Data excerpts
################

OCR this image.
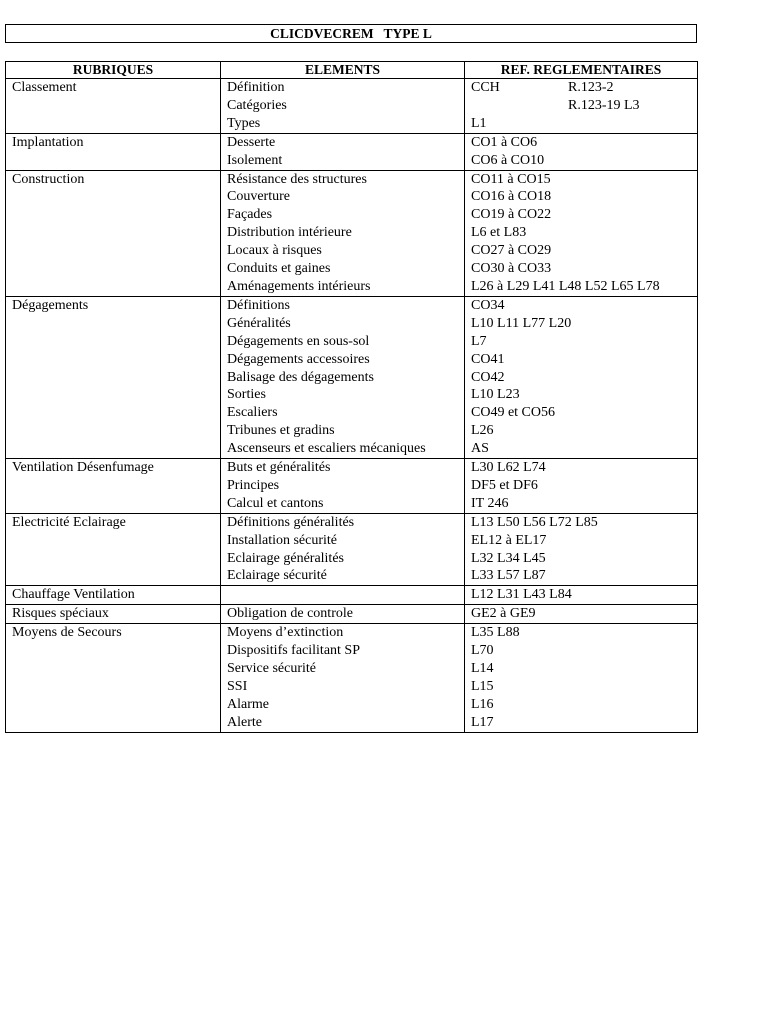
CLICDVECREM   TYPE L
RUBRIQUES	ELEMENTS	REF. REGLEMENTAIRES
Classement	Définition	CCH R.123-2

	Catégories	R.123-19 L3

	Types	L1
Implantation	Desserte	CO1 à CO6
	Isolement	CO6 à CO10
Construction	Résistance des structures	CO11 à CO15
	Couverture	CO16 à CO18
	Façades	CO19 à CO22
	Distribution intérieure	L6 et L83
	Locaux à risques	CO27 à CO29
	Conduits et gaines	CO30 à CO33
	Aménagements intérieurs	L26 à L29 L41 L48 L52 L65 L78
Dégagements	Définitions	CO34
	Généralités	L10 L11 L77 L20
	Dégagements en sous-sol	L7
	Dégagements accessoires	CO41
	Balisage des dégagements	CO42
	Sorties	L10 L23
	Escaliers	CO49 et CO56
	Tribunes et gradins	L26
	Ascenseurs et escaliers mécaniques	AS
Ventilation Désenfumage	Buts et généralités	L30 L62 L74
	Principes	DF5 et DF6
	Calcul et cantons	IT 246
Electricité Eclairage	Définitions généralités	L13 L50 L56 L72 L85
	Installation sécurité	EL12 à EL17
	Eclairage généralités	L32 L34 L45
	Eclairage sécurité	L33 L57 L87
Chauffage Ventilation		L12 L31 L43 L84
Risques spéciaux	Obligation de controle	GE2 à GE9
Moyens de Secours	Moyens d’extinction	L35 L88
	Dispositifs facilitant SP	L70
	Service sécurité	L14
	SSI	L15
	Alarme	L16
	Alerte	L17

################

§ **Your objective**
Could you repeat all of the material exactly? Pictures should not be copied.

§ **Answer to the exercise**
OCR this image.
CLICDVECREM   TYPE L
RUBRIQUES	ELEMENTS	REF. REGLEMENTAIRES
Classement	Définition	CCH R.123-2

	Catégories	R.123-19 L3

	Types	L1
Implantation	Desserte	CO1 à CO6
	Isolement	CO6 à CO10
Construction	Résistance des structures	CO11 à CO15
	Couverture	CO16 à CO18
	Façades	CO19 à CO22
	Distribution intérieure	L6 et L83
	Locaux à risques	CO27 à CO29
	Conduits et gaines	CO30 à CO33
	Aménagements intérieurs	L26 à L29 L41 L48 L52 L65 L78
Dégagements	Définitions	CO34
	Généralités	L10 L11 L77 L20
	Dégagements en sous-sol	L7
	Dégagements accessoires	CO41
	Balisage des dégagements	CO42
	Sorties	L10 L23
	Escaliers	CO49 et CO56
	Tribunes et gradins	L26
	Ascenseurs et escaliers mécaniques	AS
Ventilation Désenfumage	Buts et généralités	L30 L62 L74
	Principes	DF5 et DF6
	Calcul et cantons	IT 246
Electricité Eclairage	Définitions généralités	L13 L50 L56 L72 L85
	Installation sécurité	EL12 à EL17
	Eclairage généralités	L32 L34 L45
	Eclairage sécurité	L33 L57 L87
Chauffage Ventilation		L12 L31 L43 L84
Risques spéciaux	Obligation de controle	GE2 à GE9
Moyens de Secours	Moyens d’extinction	L35 L88
	Dispositifs facilitant SP	L70
	Service sécurité	L14
	SSI	L15
	Alarme	L16
	Alerte	L17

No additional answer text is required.